-------- Input data --------
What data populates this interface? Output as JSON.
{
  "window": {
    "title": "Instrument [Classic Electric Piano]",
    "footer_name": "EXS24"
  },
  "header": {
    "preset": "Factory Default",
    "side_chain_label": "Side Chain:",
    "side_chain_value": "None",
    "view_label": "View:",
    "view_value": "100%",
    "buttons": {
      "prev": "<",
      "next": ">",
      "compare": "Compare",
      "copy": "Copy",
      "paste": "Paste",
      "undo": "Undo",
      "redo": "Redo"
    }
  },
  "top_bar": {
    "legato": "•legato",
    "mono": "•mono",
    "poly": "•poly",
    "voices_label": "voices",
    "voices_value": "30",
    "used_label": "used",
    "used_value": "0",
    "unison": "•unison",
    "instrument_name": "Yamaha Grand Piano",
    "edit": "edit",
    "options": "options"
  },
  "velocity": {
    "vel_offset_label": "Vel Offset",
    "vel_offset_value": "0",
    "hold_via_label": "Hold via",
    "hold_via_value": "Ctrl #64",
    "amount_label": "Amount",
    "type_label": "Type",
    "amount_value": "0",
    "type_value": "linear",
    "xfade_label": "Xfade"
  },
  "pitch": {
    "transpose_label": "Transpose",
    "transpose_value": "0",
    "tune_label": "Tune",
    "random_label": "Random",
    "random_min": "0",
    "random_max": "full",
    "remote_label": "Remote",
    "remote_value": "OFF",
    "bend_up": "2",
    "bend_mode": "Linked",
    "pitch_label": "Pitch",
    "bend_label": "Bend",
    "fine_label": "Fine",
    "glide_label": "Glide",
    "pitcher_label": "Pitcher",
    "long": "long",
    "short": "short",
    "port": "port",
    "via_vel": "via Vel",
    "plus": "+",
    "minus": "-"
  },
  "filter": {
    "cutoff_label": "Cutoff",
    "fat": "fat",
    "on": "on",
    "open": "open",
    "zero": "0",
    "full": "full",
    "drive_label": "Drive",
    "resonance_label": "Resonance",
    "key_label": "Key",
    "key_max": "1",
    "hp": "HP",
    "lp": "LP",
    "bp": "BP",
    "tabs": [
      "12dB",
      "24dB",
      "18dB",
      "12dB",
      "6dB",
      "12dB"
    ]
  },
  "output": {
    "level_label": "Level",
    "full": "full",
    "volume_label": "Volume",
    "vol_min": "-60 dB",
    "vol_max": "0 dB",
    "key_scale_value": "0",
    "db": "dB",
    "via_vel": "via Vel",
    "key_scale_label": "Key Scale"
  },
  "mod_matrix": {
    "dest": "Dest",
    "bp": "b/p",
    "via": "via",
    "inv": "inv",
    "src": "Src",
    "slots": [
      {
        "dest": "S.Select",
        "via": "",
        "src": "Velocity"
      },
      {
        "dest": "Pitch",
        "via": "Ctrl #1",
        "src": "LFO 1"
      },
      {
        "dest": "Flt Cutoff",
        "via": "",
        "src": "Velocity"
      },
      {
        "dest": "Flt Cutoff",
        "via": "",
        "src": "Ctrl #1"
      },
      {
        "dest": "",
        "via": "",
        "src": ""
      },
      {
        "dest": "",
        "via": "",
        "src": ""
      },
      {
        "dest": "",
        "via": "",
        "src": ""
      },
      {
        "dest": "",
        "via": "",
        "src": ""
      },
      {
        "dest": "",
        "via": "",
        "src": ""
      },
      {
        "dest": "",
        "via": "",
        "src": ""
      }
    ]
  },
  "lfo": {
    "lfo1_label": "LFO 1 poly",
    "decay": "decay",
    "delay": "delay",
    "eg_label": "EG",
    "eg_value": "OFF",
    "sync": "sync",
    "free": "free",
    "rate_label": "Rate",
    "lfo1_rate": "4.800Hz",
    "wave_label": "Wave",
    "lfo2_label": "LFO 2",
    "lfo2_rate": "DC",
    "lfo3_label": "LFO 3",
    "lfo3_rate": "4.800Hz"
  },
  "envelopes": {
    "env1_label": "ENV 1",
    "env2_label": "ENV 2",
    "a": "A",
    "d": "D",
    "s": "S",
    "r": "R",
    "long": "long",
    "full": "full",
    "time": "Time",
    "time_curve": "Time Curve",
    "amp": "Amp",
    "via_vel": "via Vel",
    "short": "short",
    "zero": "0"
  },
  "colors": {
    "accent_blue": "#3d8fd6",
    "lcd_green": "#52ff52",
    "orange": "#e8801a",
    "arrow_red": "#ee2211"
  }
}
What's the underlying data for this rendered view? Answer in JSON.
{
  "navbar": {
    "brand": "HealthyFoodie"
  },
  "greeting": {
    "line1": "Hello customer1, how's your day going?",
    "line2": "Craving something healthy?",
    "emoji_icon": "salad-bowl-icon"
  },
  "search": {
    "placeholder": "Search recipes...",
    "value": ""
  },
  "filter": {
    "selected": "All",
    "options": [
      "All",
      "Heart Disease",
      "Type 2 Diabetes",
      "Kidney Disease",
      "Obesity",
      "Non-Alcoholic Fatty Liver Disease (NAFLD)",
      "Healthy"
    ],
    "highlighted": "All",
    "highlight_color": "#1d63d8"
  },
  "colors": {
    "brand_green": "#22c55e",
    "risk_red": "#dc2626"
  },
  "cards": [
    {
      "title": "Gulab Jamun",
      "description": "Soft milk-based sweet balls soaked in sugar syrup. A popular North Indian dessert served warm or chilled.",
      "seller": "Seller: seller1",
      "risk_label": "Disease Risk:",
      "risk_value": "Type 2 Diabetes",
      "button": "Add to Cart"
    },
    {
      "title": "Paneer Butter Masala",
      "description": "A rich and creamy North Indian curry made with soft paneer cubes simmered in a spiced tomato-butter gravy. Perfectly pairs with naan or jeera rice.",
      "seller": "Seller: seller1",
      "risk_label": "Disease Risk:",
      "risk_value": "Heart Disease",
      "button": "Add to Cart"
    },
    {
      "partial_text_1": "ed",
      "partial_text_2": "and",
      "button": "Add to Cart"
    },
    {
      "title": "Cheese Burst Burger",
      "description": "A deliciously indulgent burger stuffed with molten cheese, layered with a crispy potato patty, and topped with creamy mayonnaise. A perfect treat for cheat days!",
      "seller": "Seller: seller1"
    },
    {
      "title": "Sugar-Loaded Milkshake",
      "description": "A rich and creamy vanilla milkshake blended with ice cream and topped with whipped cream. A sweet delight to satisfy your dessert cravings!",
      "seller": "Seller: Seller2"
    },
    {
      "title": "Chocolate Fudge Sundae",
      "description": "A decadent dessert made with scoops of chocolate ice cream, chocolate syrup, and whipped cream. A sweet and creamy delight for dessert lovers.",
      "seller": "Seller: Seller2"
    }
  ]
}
--------
▶ **What is asked**: Write the whole listing out again. Keep every line exactly as it is.

▶ **Task solution**:
What data populates this interface? Output as JSON.
{
  "window": {
    "title": "Instrument [Classic Electric Piano]",
    "footer_name": "EXS24"
  },
  "header": {
    "preset": "Factory Default",
    "side_chain_label": "Side Chain:",
    "side_chain_value": "None",
    "view_label": "View:",
    "view_value": "100%",
    "buttons": {
      "prev": "<",
      "next": ">",
      "compare": "Compare",
      "copy": "Copy",
      "paste": "Paste",
      "undo": "Undo",
      "redo": "Redo"
    }
  },
  "top_bar": {
    "legato": "•legato",
    "mono": "•mono",
    "poly": "•poly",
    "voices_label": "voices",
    "voices_value": "30",
    "used_label": "used",
    "used_value": "0",
    "unison": "•unison",
    "instrument_name": "Yamaha Grand Piano",
    "edit": "edit",
    "options": "options"
  },
  "velocity": {
    "vel_offset_label": "Vel Offset",
    "vel_offset_value": "0",
    "hold_via_label": "Hold via",
    "hold_via_value": "Ctrl #64",
    "amount_label": "Amount",
    "type_label": "Type",
    "amount_value": "0",
    "type_value": "linear",
    "xfade_label": "Xfade"
  },
  "pitch": {
    "transpose_label": "Transpose",
    "transpose_value": "0",
    "tune_label": "Tune",
    "random_label": "Random",
    "random_min": "0",
    "random_max": "full",
    "remote_label": "Remote",
    "remote_value": "OFF",
    "bend_up": "2",
    "bend_mode": "Linked",
    "pitch_label": "Pitch",
    "bend_label": "Bend",
    "fine_label": "Fine",
    "glide_label": "Glide",
    "pitcher_label": "Pitcher",
    "long": "long",
    "short": "short",
    "port": "port",
    "via_vel": "via Vel",
    "plus": "+",
    "minus": "-"
  },
  "filter": {
    "cutoff_label": "Cutoff",
    "fat": "fat",
    "on": "on",
    "open": "open",
    "zero": "0",
    "full": "full",
    "drive_label": "Drive",
    "resonance_label": "Resonance",
    "key_label": "Key",
    "key_max": "1",
    "hp": "HP",
    "lp": "LP",
    "bp": "BP",
    "tabs": [
      "12dB",
      "24dB",
      "18dB",
      "12dB",
      "6dB",
      "12dB"
    ]
  },
  "output": {
    "level_label": "Level",
    "full": "full",
    "volume_label": "Volume",
    "vol_min": "-60 dB",
    "vol_max": "0 dB",
    "key_scale_value": "0",
    "db": "dB",
    "via_vel": "via Vel",
    "key_scale_label": "Key Scale"
  },
  "mod_matrix": {
    "dest": "Dest",
    "bp": "b/p",
    "via": "via",
    "inv": "inv",
    "src": "Src",
    "slots": [
      {
        "dest": "S.Select",
        "via": "",
        "src": "Velocity"
      },
      {
        "dest": "Pitch",
        "via": "Ctrl #1",
        "src": "LFO 1"
      },
      {
        "dest": "Flt Cutoff",
        "via": "",
        "src": "Velocity"
      },
      {
        "dest": "Flt Cutoff",
        "via": "",
        "src": "Ctrl #1"
      },
      {
        "dest": "",
        "via": "",
        "src": ""
      },
      {
        "dest": "",
        "via": "",
        "src": ""
      },
      {
        "dest": "",
        "via": "",
        "src": ""
      },
      {
        "dest": "",
        "via": "",
        "src": ""
      },
      {
        "dest": "",
        "via": "",
        "src": ""
      },
      {
        "dest": "",
        "via": "",
        "src": ""
      }
    ]
  },
  "lfo": {
    "lfo1_label": "LFO 1 poly",
    "decay": "decay",
    "delay": "delay",
    "eg_label": "EG",
    "eg_value": "OFF",
    "sync": "sync",
    "free": "free",
    "rate_label": "Rate",
    "lfo1_rate": "4.800Hz",
    "wave_label": "Wave",
    "lfo2_label": "LFO 2",
    "lfo2_rate": "DC",
    "lfo3_label": "LFO 3",
    "lfo3_rate": "4.800Hz"
  },
  "envelopes": {
    "env1_label": "ENV 1",
    "env2_label": "ENV 2",
    "a": "A",
    "d": "D",
    "s": "S",
    "r": "R",
    "long": "long",
    "full": "full",
    "time": "Time",
    "time_curve": "Time Curve",
    "amp": "Amp",
    "via_vel": "via Vel",
    "short": "short",
    "zero": "0"
  },
  "colors": {
    "accent_blue": "#3d8fd6",
    "lcd_green": "#52ff52",
    "orange": "#e8801a",
    "arrow_red": "#ee2211"
  }
}
What's the underlying data for this rendered view? Answer in JSON.
{
  "navbar": {
    "brand": "HealthyFoodie"
  },
  "greeting": {
    "line1": "Hello customer1, how's your day going?",
    "line2": "Craving something healthy?",
    "emoji_icon": "salad-bowl-icon"
  },
  "search": {
    "placeholder": "Search recipes...",
    "value": ""
  },
  "filter": {
    "selected": "All",
    "options": [
      "All",
      "Heart Disease",
      "Type 2 Diabetes",
      "Kidney Disease",
      "Obesity",
      "Non-Alcoholic Fatty Liver Disease (NAFLD)",
      "Healthy"
    ],
    "highlighted": "All",
    "highlight_color": "#1d63d8"
  },
  "colors": {
    "brand_green": "#22c55e",
    "risk_red": "#dc2626"
  },
  "cards": [
    {
      "title": "Gulab Jamun",
      "description": "Soft milk-based sweet balls soaked in sugar syrup. A popular North Indian dessert served warm or chilled.",
      "seller": "Seller: seller1",
      "risk_label": "Disease Risk:",
      "risk_value": "Type 2 Diabetes",
      "button": "Add to Cart"
    },
    {
      "title": "Paneer Butter Masala",
      "description": "A rich and creamy North Indian curry made with soft paneer cubes simmered in a spiced tomato-butter gravy. Perfectly pairs with naan or jeera rice.",
      "seller": "Seller: seller1",
      "risk_label": "Disease Risk:",
      "risk_value": "Heart Disease",
      "button": "Add to Cart"
    },
    {
      "partial_text_1": "ed",
      "partial_text_2": "and",
      "button": "Add to Cart"
    },
    {
      "title": "Cheese Burst Burger",
      "description": "A deliciously indulgent burger stuffed with molten cheese, layered with a crispy potato patty, and topped with creamy mayonnaise. A perfect treat for cheat days!",
      "seller": "Seller: seller1"
    },
    {
      "title": "Sugar-Loaded Milkshake",
      "description": "A rich and creamy vanilla milkshake blended with ice cream and topped with whipped cream. A sweet delight to satisfy your dessert cravings!",
      "seller": "Seller: Seller2"
    },
    {
      "title": "Chocolate Fudge Sundae",
      "description": "A decadent dessert made with scoops of chocolate ice cream, chocolate syrup, and whipped cream. A sweet and creamy delight for dessert lovers.",
      "seller": "Seller: Seller2"
    }
  ]
}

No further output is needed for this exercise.